## Records supplied
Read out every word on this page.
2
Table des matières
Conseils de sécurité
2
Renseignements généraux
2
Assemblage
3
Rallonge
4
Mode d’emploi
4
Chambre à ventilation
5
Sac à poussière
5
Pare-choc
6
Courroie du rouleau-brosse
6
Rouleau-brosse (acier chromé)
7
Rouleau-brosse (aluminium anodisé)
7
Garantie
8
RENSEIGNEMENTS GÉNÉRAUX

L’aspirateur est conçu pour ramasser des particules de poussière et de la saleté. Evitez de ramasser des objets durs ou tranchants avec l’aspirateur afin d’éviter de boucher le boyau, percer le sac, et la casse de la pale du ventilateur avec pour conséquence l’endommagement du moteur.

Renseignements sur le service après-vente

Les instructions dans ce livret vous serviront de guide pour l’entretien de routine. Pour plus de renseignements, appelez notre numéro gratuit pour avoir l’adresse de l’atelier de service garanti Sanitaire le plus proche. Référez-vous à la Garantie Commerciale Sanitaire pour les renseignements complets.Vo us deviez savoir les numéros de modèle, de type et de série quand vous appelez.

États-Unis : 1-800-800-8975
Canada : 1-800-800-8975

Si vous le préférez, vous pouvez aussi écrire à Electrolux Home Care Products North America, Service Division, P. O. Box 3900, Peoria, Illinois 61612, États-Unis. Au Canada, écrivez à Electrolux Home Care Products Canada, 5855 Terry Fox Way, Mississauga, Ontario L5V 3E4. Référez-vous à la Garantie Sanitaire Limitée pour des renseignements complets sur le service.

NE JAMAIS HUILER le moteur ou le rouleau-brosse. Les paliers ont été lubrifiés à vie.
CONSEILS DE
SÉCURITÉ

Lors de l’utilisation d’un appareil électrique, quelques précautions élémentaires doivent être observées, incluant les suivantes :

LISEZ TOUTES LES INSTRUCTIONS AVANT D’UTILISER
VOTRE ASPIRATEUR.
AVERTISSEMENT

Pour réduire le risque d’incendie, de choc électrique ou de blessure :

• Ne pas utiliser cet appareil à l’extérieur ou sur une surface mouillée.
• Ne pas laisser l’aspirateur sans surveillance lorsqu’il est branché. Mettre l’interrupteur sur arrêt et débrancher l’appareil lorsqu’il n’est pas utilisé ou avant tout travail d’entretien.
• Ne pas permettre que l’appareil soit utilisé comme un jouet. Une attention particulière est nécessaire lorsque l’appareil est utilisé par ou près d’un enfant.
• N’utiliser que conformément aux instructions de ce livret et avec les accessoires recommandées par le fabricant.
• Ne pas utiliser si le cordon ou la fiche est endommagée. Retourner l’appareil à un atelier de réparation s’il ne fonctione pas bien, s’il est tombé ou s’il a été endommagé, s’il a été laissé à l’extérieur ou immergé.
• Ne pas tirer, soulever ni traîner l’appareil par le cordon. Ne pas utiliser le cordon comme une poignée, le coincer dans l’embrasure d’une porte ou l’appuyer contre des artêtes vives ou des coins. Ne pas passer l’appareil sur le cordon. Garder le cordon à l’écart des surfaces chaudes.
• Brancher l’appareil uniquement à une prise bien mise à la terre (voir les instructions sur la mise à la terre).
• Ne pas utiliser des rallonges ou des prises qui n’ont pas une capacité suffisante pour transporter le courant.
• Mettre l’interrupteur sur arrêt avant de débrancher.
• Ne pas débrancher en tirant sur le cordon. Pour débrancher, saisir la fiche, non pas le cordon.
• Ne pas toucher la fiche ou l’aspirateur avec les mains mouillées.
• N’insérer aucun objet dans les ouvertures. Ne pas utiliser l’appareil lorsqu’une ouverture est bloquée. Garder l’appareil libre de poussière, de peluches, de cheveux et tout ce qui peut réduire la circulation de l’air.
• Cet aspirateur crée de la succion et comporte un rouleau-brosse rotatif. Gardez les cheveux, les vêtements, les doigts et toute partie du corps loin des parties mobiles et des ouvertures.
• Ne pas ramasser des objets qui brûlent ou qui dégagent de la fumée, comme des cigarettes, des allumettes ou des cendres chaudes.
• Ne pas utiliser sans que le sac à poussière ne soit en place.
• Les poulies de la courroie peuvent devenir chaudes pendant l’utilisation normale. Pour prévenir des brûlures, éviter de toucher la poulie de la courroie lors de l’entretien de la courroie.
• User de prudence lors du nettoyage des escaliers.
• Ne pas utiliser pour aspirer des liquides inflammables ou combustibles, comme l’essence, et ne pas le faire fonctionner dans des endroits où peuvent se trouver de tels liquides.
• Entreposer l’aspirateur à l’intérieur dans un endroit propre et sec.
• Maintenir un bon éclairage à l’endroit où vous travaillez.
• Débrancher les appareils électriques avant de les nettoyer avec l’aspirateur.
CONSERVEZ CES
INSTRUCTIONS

## Request
Search the data for the word "objets" and copy each line where it appears.

## Solution below
L’aspirateur est conçu pour ramasser des particules de poussière et de la saleté. Evitez de ramasser des objets durs ou tranchants avec l’aspirateur afin d’éviter de boucher le boyau, percer le sac, et la casse de la pale du ventilateur avec pour conséquence l’endommagement du moteur.
• Ne pas ramasser des objets qui brûlent ou qui dégagent de la fumée, comme des cigarettes, des allumettes ou des cendres chaudes.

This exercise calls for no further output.